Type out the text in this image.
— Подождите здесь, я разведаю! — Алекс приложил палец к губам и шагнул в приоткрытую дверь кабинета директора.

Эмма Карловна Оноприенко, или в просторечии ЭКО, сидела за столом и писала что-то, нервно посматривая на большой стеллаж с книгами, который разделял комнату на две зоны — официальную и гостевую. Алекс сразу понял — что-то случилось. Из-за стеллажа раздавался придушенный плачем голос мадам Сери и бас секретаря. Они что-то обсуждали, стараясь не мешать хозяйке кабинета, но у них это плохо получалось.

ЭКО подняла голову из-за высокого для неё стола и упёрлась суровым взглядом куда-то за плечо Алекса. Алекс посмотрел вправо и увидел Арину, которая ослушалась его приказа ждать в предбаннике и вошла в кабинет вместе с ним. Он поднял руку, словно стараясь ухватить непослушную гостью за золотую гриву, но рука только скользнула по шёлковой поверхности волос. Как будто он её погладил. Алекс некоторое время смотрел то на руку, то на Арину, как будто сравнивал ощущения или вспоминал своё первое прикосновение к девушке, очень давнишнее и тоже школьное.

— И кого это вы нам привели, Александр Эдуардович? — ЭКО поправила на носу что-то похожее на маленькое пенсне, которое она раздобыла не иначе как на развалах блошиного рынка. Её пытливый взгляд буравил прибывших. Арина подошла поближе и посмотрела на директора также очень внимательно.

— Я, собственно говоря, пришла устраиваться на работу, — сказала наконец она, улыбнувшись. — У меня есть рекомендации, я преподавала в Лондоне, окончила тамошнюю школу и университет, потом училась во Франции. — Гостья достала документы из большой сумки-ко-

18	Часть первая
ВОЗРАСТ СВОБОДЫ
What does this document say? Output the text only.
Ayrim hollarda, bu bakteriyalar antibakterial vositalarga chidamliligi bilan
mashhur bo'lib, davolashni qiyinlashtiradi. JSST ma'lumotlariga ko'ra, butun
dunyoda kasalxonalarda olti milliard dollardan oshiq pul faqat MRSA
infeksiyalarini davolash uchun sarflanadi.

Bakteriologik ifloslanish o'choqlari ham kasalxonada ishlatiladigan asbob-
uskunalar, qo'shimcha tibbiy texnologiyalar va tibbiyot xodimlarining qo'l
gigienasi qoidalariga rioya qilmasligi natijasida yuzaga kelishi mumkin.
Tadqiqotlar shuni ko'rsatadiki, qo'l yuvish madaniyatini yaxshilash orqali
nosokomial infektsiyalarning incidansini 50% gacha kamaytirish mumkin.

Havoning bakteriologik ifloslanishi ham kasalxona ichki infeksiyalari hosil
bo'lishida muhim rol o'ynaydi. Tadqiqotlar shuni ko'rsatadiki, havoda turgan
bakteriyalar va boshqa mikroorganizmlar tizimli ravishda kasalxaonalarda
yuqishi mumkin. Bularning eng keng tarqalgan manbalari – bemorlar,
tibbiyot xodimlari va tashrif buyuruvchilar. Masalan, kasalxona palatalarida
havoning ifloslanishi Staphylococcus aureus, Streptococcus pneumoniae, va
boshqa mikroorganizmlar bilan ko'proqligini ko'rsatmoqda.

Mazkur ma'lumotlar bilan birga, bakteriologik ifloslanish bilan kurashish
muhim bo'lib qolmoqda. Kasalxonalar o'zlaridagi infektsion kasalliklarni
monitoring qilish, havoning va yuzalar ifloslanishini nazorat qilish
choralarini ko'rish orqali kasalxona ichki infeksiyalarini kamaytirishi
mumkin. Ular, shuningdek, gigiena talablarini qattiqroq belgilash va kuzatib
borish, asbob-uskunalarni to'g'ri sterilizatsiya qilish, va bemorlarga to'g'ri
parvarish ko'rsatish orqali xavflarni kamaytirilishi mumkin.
◆ ◆ ◆
◆ Exercise aim
Return every entry verbatim.

◆ Result of this task
Type out the text in this image.
— Подождите здесь, я разведаю! — Алекс приложил палец к губам и шагнул в приоткрытую дверь кабинета директора.

Эмма Карловна Оноприенко, или в просторечии ЭКО, сидела за столом и писала что-то, нервно посматривая на большой стеллаж с книгами, который разделял комнату на две зоны — официальную и гостевую. Алекс сразу понял — что-то случилось. Из-за стеллажа раздавался придушенный плачем голос мадам Сери и бас секретаря. Они что-то обсуждали, стараясь не мешать хозяйке кабинета, но у них это плохо получалось.

ЭКО подняла голову из-за высокого для неё стола и упёрлась суровым взглядом куда-то за плечо Алекса. Алекс посмотрел вправо и увидел Арину, которая ослушалась его приказа ждать в предбаннике и вошла в кабинет вместе с ним. Он поднял руку, словно стараясь ухватить непослушную гостью за золотую гриву, но рука только скользнула по шёлковой поверхности волос. Как будто он её погладил. Алекс некоторое время смотрел то на руку, то на Арину, как будто сравнивал ощущения или вспоминал своё первое прикосновение к девушке, очень давнишнее и тоже школьное.

— И кого это вы нам привели, Александр Эдуардович? — ЭКО поправила на носу что-то похожее на маленькое пенсне, которое она раздобыла не иначе как на развалах блошиного рынка. Её пытливый взгляд буравил прибывших. Арина подошла поближе и посмотрела на директора также очень внимательно.

— Я, собственно говоря, пришла устраиваться на работу, — сказала наконец она, улыбнувшись. — У меня есть рекомендации, я преподавала в Лондоне, окончила тамошнюю школу и университет, потом училась во Франции. — Гостья достала документы из большой сумки-ко-

18	Часть первая
ВОЗРАСТ СВОБОДЫ
What does this document say? Output the text only.
Ayrim hollarda, bu bakteriyalar antibakterial vositalarga chidamliligi bilan
mashhur bo'lib, davolashni qiyinlashtiradi. JSST ma'lumotlariga ko'ra, butun
dunyoda kasalxonalarda olti milliard dollardan oshiq pul faqat MRSA
infeksiyalarini davolash uchun sarflanadi.

Bakteriologik ifloslanish o'choqlari ham kasalxonada ishlatiladigan asbob-
uskunalar, qo'shimcha tibbiy texnologiyalar va tibbiyot xodimlarining qo'l
gigienasi qoidalariga rioya qilmasligi natijasida yuzaga kelishi mumkin.
Tadqiqotlar shuni ko'rsatadiki, qo'l yuvish madaniyatini yaxshilash orqali
nosokomial infektsiyalarning incidansini 50% gacha kamaytirish mumkin.

Havoning bakteriologik ifloslanishi ham kasalxona ichki infeksiyalari hosil
bo'lishida muhim rol o'ynaydi. Tadqiqotlar shuni ko'rsatadiki, havoda turgan
bakteriyalar va boshqa mikroorganizmlar tizimli ravishda kasalxaonalarda
yuqishi mumkin. Bularning eng keng tarqalgan manbalari – bemorlar,
tibbiyot xodimlari va tashrif buyuruvchilar. Masalan, kasalxona palatalarida
havoning ifloslanishi Staphylococcus aureus, Streptococcus pneumoniae, va
boshqa mikroorganizmlar bilan ko'proqligini ko'rsatmoqda.

Mazkur ma'lumotlar bilan birga, bakteriologik ifloslanish bilan kurashish
muhim bo'lib qolmoqda. Kasalxonalar o'zlaridagi infektsion kasalliklarni
monitoring qilish, havoning va yuzalar ifloslanishini nazorat qilish
choralarini ko'rish orqali kasalxona ichki infeksiyalarini kamaytirishi
mumkin. Ular, shuningdek, gigiena talablarini qattiqroq belgilash va kuzatib
borish, asbob-uskunalarni to'g'ri sterilizatsiya qilish, va bemorlarga to'g'ri
parvarish ko'rsatish orqali xavflarni kamaytirilishi mumkin.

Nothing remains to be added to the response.